===== Listed records
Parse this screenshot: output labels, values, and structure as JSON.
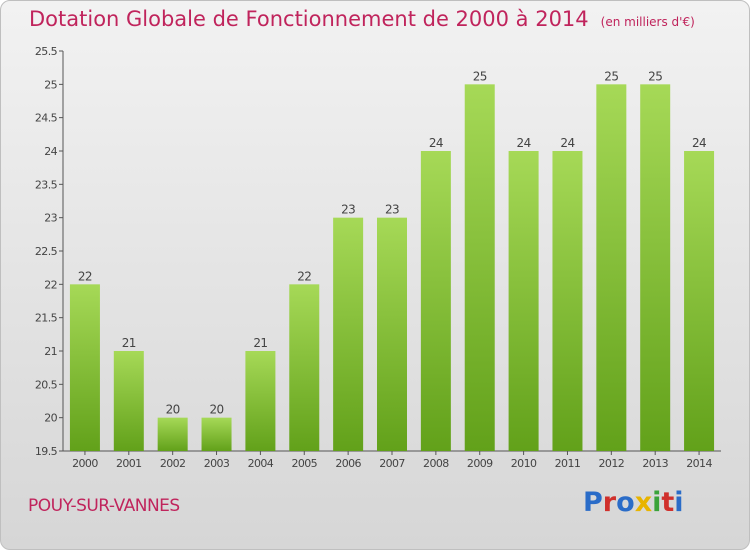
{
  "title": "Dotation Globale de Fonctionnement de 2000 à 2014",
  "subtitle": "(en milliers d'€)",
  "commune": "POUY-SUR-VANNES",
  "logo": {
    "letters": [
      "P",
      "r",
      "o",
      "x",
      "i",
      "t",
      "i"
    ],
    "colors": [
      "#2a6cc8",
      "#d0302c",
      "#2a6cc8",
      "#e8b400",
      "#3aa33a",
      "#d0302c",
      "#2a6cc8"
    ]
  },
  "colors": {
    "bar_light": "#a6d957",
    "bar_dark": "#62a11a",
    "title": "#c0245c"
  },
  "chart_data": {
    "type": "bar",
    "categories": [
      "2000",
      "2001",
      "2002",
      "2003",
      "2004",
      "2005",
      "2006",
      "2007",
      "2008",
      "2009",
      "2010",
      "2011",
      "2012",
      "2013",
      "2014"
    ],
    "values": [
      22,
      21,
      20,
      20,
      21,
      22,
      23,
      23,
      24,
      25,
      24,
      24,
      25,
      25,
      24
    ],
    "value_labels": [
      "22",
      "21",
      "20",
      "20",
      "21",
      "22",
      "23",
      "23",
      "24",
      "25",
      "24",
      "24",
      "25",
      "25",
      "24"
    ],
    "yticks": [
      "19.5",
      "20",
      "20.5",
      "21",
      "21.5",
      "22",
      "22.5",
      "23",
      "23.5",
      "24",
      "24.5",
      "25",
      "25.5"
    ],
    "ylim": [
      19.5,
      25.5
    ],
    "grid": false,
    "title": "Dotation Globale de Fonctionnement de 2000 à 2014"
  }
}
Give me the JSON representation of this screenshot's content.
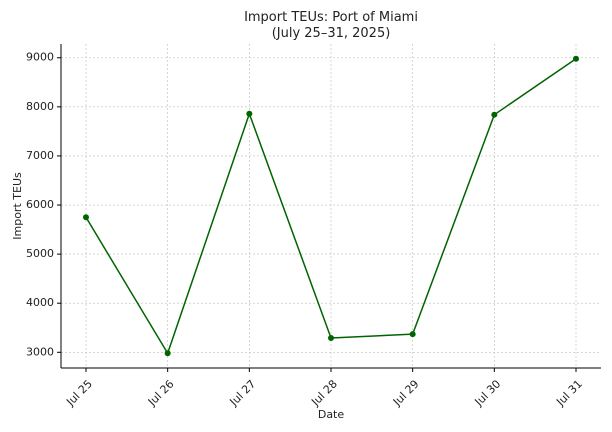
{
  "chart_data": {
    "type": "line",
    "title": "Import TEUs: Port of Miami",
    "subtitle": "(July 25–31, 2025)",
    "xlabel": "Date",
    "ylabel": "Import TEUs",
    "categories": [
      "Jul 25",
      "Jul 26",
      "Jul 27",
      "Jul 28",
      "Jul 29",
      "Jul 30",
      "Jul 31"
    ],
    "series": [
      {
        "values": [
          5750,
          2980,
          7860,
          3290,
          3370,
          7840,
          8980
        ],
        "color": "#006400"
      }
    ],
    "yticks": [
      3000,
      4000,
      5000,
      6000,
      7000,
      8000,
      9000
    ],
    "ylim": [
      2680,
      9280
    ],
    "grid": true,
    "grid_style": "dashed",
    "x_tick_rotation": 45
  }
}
==========
*Requirement*.
Search the lines above for the string "subtitle" and copy each line that has it.

*Expected answer*.
  "subtitle": "(en milliers d'€)",
    "subtitle": "(July 25–31, 2025)",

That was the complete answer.